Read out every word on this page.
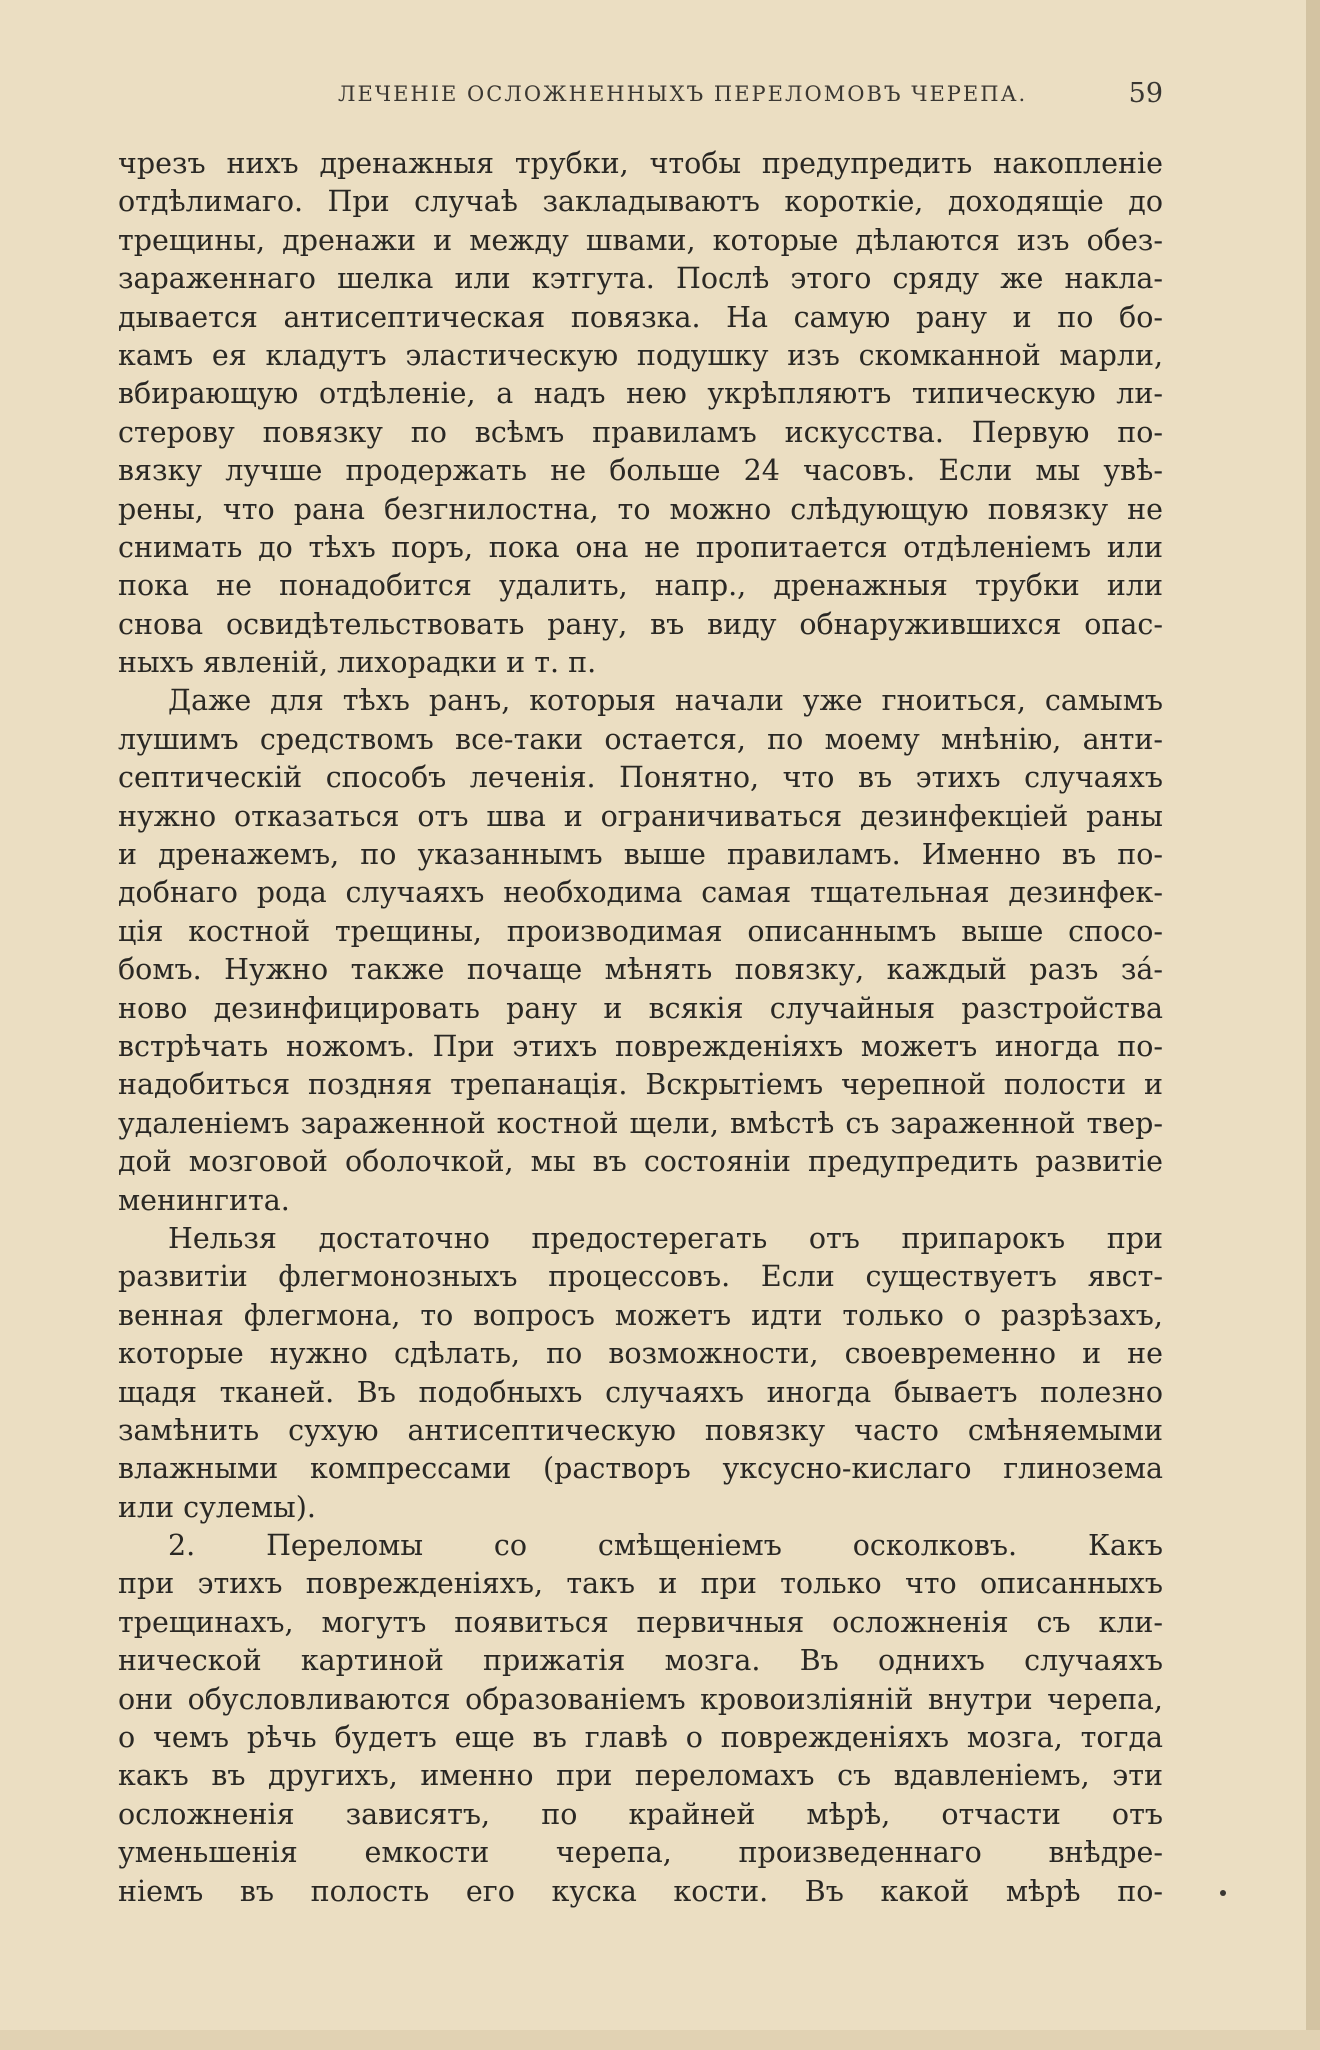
ЛЕЧЕНІЕ ОСЛОЖНЕННЫХЪ ПЕРЕЛОМОВЪ ЧЕРЕПА.	59
чрезъ нихъ дренажныя трубки, чтобы предупредить накопленіе
отдѣлимаго. При случаѣ закладываютъ короткіе, доходящіе до
трещины, дренажи и между швами, которые дѣлаются изъ обез-
зараженнаго шелка или кэтгута. Послѣ этого сряду же накла-
дывается антисептическая повязка. На самую рану и по бо-
камъ ея кладутъ эластическую подушку изъ скомканной марли,
вбирающую отдѣленіе, а надъ нею укрѣпляютъ типическую ли-
стерову повязку по всѣмъ правиламъ искусства. Первую по-
вязку лучше продержать не больше 24 часовъ. Если мы увѣ-
рены, что рана безгнилостна, то можно слѣдующую повязку не
снимать до тѣхъ поръ, пока она не пропитается отдѣленіемъ или
пока не понадобится удалить, напр., дренажныя трубки или
снова освидѣтельствовать рану, въ виду обнаружившихся опас-
ныхъ явленій, лихорадки и т. п.
Даже для тѣхъ ранъ, которыя начали уже гноиться, самымъ
лушимъ средствомъ все-таки остается, по моему мнѣнію, анти-
септическій способъ леченія. Понятно, что въ этихъ случаяхъ
нужно отказаться отъ шва и ограничиваться дезинфекціей раны
и дренажемъ, по указаннымъ выше правиламъ. Именно въ по-
добнаго рода случаяхъ необходима самая тщательная дезинфек-
ція костной трещины, производимая описаннымъ выше спосо-
бомъ. Нужно также почаще мѣнять повязку, каждый разъ за́-
ново дезинфицировать рану и всякія случайныя разстройства
встрѣчать ножомъ. При этихъ поврежденіяхъ можетъ иногда по-
надобиться поздняя трепанація. Вскрытіемъ черепной полости и
удаленіемъ зараженной костной щели, вмѣстѣ съ зараженной твер-
дой мозговой оболочкой, мы въ состояніи предупредить развитіе
менингита.
Нельзя достаточно предостерегать отъ припарокъ при
развитіи флегмонозныхъ процессовъ. Если существуетъ явст-
венная флегмона, то вопросъ можетъ идти только о разрѣзахъ,
которые нужно сдѣлать, по возможности, своевременно и не
щадя тканей. Въ подобныхъ случаяхъ иногда бываетъ полезно
замѣнить сухую антисептическую повязку часто смѣняемыми
влажными компрессами (растворъ уксусно-кислаго глинозема
или сулемы).
2. Переломы со смѣщеніемъ осколковъ. Какъ
при этихъ поврежденіяхъ, такъ и при только что описанныхъ
трещинахъ, могутъ появиться первичныя осложненія съ кли-
нической картиной прижатія мозга. Въ однихъ случаяхъ
они обусловливаются образованіемъ кровоизліяній внутри черепа,
о чемъ рѣчь будетъ еще въ главѣ о поврежденіяхъ мозга, тогда
какъ въ другихъ, именно при переломахъ съ вдавленіемъ, эти
осложненія зависятъ, по крайней мѣрѣ, отчасти отъ
уменьшенія емкости черепа, произведеннаго внѣдре-
ніемъ въ полость его куска кости. Въ какой мѣрѣ по-
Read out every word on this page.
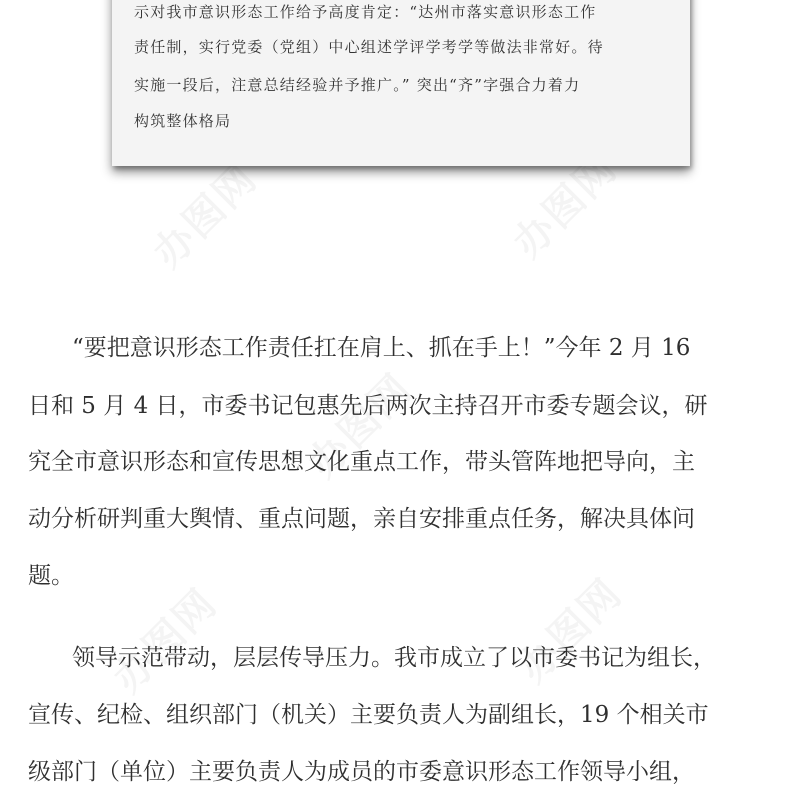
示对我市意识形态工作给予高度肯定：“达州市落实意识形态工作
责任制，实行党委（党组）中心组述学评学考学等做法非常好。待
实施一段后，注意总结经验并予推广。” 突出“齐”字强合力着力
构筑整体格局
“要把意识形态工作责任扛在肩上、抓在手上！”今年 2 月 16
日和 5 月 4 日，市委书记包惠先后两次主持召开市委专题会议，研
究全市意识形态和宣传思想文化重点工作，带头管阵地把导向，主
动分析研判重大舆情、重点问题，亲自安排重点任务，解决具体问
题。
领导示范带动，层层传导压力。我市成立了以市委书记为组长，
宣传、纪检、组织部门（机关）主要负责人为副组长，19 个相关市
级部门（单位）主要负责人为成员的市委意识形态工作领导小组，
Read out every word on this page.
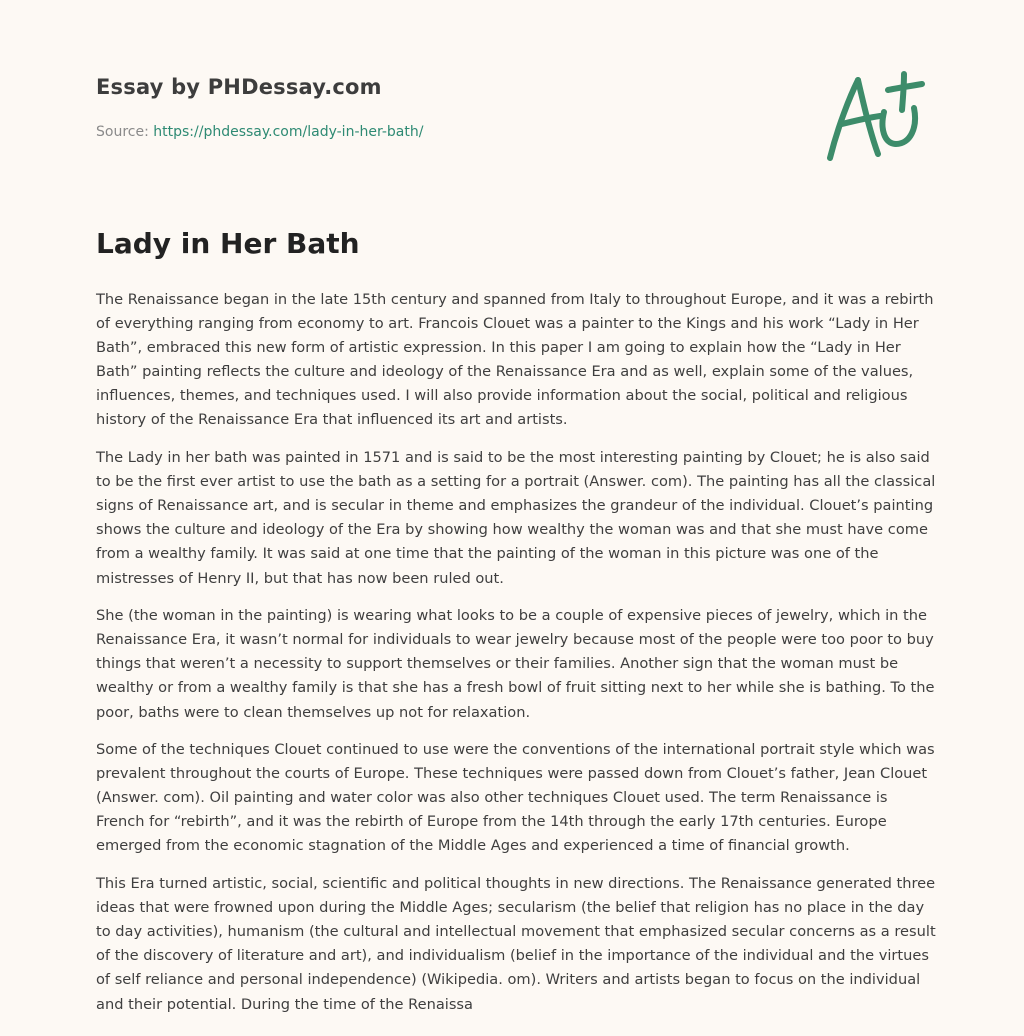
Essay by PHDessay.com
Source: https://phdessay.com/lady-in-her-bath/
Lady in Her Bath

The Renaissance began in the late 15th century and spanned from Italy to throughout Europe, and it was a rebirth of everything ranging from economy to art. Francois Clouet was a painter to the Kings and his work “Lady in Her Bath”, embraced this new form of artistic expression. In this paper I am going to explain how the “Lady in Her Bath” painting reflects the culture and ideology of the Renaissance Era and as well, explain some of the values, influences, themes, and techniques used. I will also provide information about the social, political and religious history of the Renaissance Era that influenced its art and artists.

The Lady in her bath was painted in 1571 and is said to be the most interesting painting by Clouet; he is also said to be the first ever artist to use the bath as a setting for a portrait (Answer. com). The painting has all the classical signs of Renaissance art, and is secular in theme and emphasizes the grandeur of the individual. Clouet’s painting shows the culture and ideology of the Era by showing how wealthy the woman was and that she must have come from a wealthy family. It was said at one time that the painting of the woman in this picture was one of the mistresses of Henry II, but that has now been ruled out.

She (the woman in the painting) is wearing what looks to be a couple of expensive pieces of jewelry, which in the Renaissance Era, it wasn’t normal for individuals to wear jewelry because most of the people were too poor to buy things that weren’t a necessity to support themselves or their families. Another sign that the woman must be wealthy or from a wealthy family is that she has a fresh bowl of fruit sitting next to her while she is bathing. To the poor, baths were to clean themselves up not for relaxation.

Some of the techniques Clouet continued to use were the conventions of the international portrait style which was prevalent throughout the courts of Europe. These techniques were passed down from Clouet’s father, Jean Clouet (Answer. com). Oil painting and water color was also other techniques Clouet used. The term Renaissance is French for “rebirth”, and it was the rebirth of Europe from the 14th through the early 17th centuries. Europe emerged from the economic stagnation of the Middle Ages and experienced a time of financial growth.

This Era turned artistic, social, scientific and political thoughts in new directions. The Renaissance generated three ideas that were frowned upon during the Middle Ages; secularism (the belief that religion has no place in the day to day activities), humanism (the cultural and intellectual movement that emphasized secular concerns as a result of the discovery of literature and art), and individualism (belief in the importance of the individual and the virtues of self reliance and personal independence) (Wikipedia. om). Writers and artists began to focus on the individual and their potential. During the time of the Renaissa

+---+

__Exercise details__
All of the entries above should be duplicated exactly, except for the pictures.

__Finished task__
Read out every word on this page.
ЛЕЧЕНІЕ ОСЛОЖНЕННЫХЪ ПЕРЕЛОМОВЪ ЧЕРЕПА.	59
чрезъ нихъ дренажныя трубки, чтобы предупредить накопленіе
отдѣлимаго. При случаѣ закладываютъ короткіе, доходящіе до
трещины, дренажи и между швами, которые дѣлаются изъ обез-
зараженнаго шелка или кэтгута. Послѣ этого сряду же накла-
дывается антисептическая повязка. На самую рану и по бо-
камъ ея кладутъ эластическую подушку изъ скомканной марли,
вбирающую отдѣленіе, а надъ нею укрѣпляютъ типическую ли-
стерову повязку по всѣмъ правиламъ искусства. Первую по-
вязку лучше продержать не больше 24 часовъ. Если мы увѣ-
рены, что рана безгнилостна, то можно слѣдующую повязку не
снимать до тѣхъ поръ, пока она не пропитается отдѣленіемъ или
пока не понадобится удалить, напр., дренажныя трубки или
снова освидѣтельствовать рану, въ виду обнаружившихся опас-
ныхъ явленій, лихорадки и т. п.
Даже для тѣхъ ранъ, которыя начали уже гноиться, самымъ
лушимъ средствомъ все-таки остается, по моему мнѣнію, анти-
септическій способъ леченія. Понятно, что въ этихъ случаяхъ
нужно отказаться отъ шва и ограничиваться дезинфекціей раны
и дренажемъ, по указаннымъ выше правиламъ. Именно въ по-
добнаго рода случаяхъ необходима самая тщательная дезинфек-
ція костной трещины, производимая описаннымъ выше спосо-
бомъ. Нужно также почаще мѣнять повязку, каждый разъ за́-
ново дезинфицировать рану и всякія случайныя разстройства
встрѣчать ножомъ. При этихъ поврежденіяхъ можетъ иногда по-
надобиться поздняя трепанація. Вскрытіемъ черепной полости и
удаленіемъ зараженной костной щели, вмѣстѣ съ зараженной твер-
дой мозговой оболочкой, мы въ состояніи предупредить развитіе
менингита.
Нельзя достаточно предостерегать отъ припарокъ при
развитіи флегмонозныхъ процессовъ. Если существуетъ явст-
венная флегмона, то вопросъ можетъ идти только о разрѣзахъ,
которые нужно сдѣлать, по возможности, своевременно и не
щадя тканей. Въ подобныхъ случаяхъ иногда бываетъ полезно
замѣнить сухую антисептическую повязку часто смѣняемыми
влажными компрессами (растворъ уксусно-кислаго глинозема
или сулемы).
2. Переломы со смѣщеніемъ осколковъ. Какъ
при этихъ поврежденіяхъ, такъ и при только что описанныхъ
трещинахъ, могутъ появиться первичныя осложненія съ кли-
нической картиной прижатія мозга. Въ однихъ случаяхъ
они обусловливаются образованіемъ кровоизліяній внутри черепа,
о чемъ рѣчь будетъ еще въ главѣ о поврежденіяхъ мозга, тогда
какъ въ другихъ, именно при переломахъ съ вдавленіемъ, эти
осложненія зависятъ, по крайней мѣрѣ, отчасти отъ
уменьшенія емкости черепа, произведеннаго внѣдре-
ніемъ въ полость его куска кости. Въ какой мѣрѣ по-
Read out every word on this page.
示对我市意识形态工作给予高度肯定：“达州市落实意识形态工作
责任制，实行党委（党组）中心组述学评学考学等做法非常好。待
实施一段后，注意总结经验并予推广。” 突出“齐”字强合力着力
构筑整体格局
“要把意识形态工作责任扛在肩上、抓在手上！”今年 2 月 16
日和 5 月 4 日，市委书记包惠先后两次主持召开市委专题会议，研
究全市意识形态和宣传思想文化重点工作，带头管阵地把导向，主
动分析研判重大舆情、重点问题，亲自安排重点任务，解决具体问
题。
领导示范带动，层层传导压力。我市成立了以市委书记为组长，
宣传、纪检、组织部门（机关）主要负责人为副组长，19 个相关市
级部门（单位）主要负责人为成员的市委意识形态工作领导小组，
Read out every word on this page.
Essay by PHDessay.com
Source: https://phdessay.com/lady-in-her-bath/
Lady in Her Bath

The Renaissance began in the late 15th century and spanned from Italy to throughout Europe, and it was a rebirth of everything ranging from economy to art. Francois Clouet was a painter to the Kings and his work “Lady in Her Bath”, embraced this new form of artistic expression. In this paper I am going to explain how the “Lady in Her Bath” painting reflects the culture and ideology of the Renaissance Era and as well, explain some of the values, influences, themes, and techniques used. I will also provide information about the social, political and religious history of the Renaissance Era that influenced its art and artists.

The Lady in her bath was painted in 1571 and is said to be the most interesting painting by Clouet; he is also said to be the first ever artist to use the bath as a setting for a portrait (Answer. com). The painting has all the classical signs of Renaissance art, and is secular in theme and emphasizes the grandeur of the individual. Clouet’s painting shows the culture and ideology of the Era by showing how wealthy the woman was and that she must have come from a wealthy family. It was said at one time that the painting of the woman in this picture was one of the mistresses of Henry II, but that has now been ruled out.

She (the woman in the painting) is wearing what looks to be a couple of expensive pieces of jewelry, which in the Renaissance Era, it wasn’t normal for individuals to wear jewelry because most of the people were too poor to buy things that weren’t a necessity to support themselves or their families. Another sign that the woman must be wealthy or from a wealthy family is that she has a fresh bowl of fruit sitting next to her while she is bathing. To the poor, baths were to clean themselves up not for relaxation.

Some of the techniques Clouet continued to use were the conventions of the international portrait style which was prevalent throughout the courts of Europe. These techniques were passed down from Clouet’s father, Jean Clouet (Answer. com). Oil painting and water color was also other techniques Clouet used. The term Renaissance is French for “rebirth”, and it was the rebirth of Europe from the 14th through the early 17th centuries. Europe emerged from the economic stagnation of the Middle Ages and experienced a time of financial growth.

This Era turned artistic, social, scientific and political thoughts in new directions. The Renaissance generated three ideas that were frowned upon during the Middle Ages; secularism (the belief that religion has no place in the day to day activities), humanism (the cultural and intellectual movement that emphasized secular concerns as a result of the discovery of literature and art), and individualism (belief in the importance of the individual and the virtues of self reliance and personal independence) (Wikipedia. om). Writers and artists began to focus on the individual and their potential. During the time of the Renaissa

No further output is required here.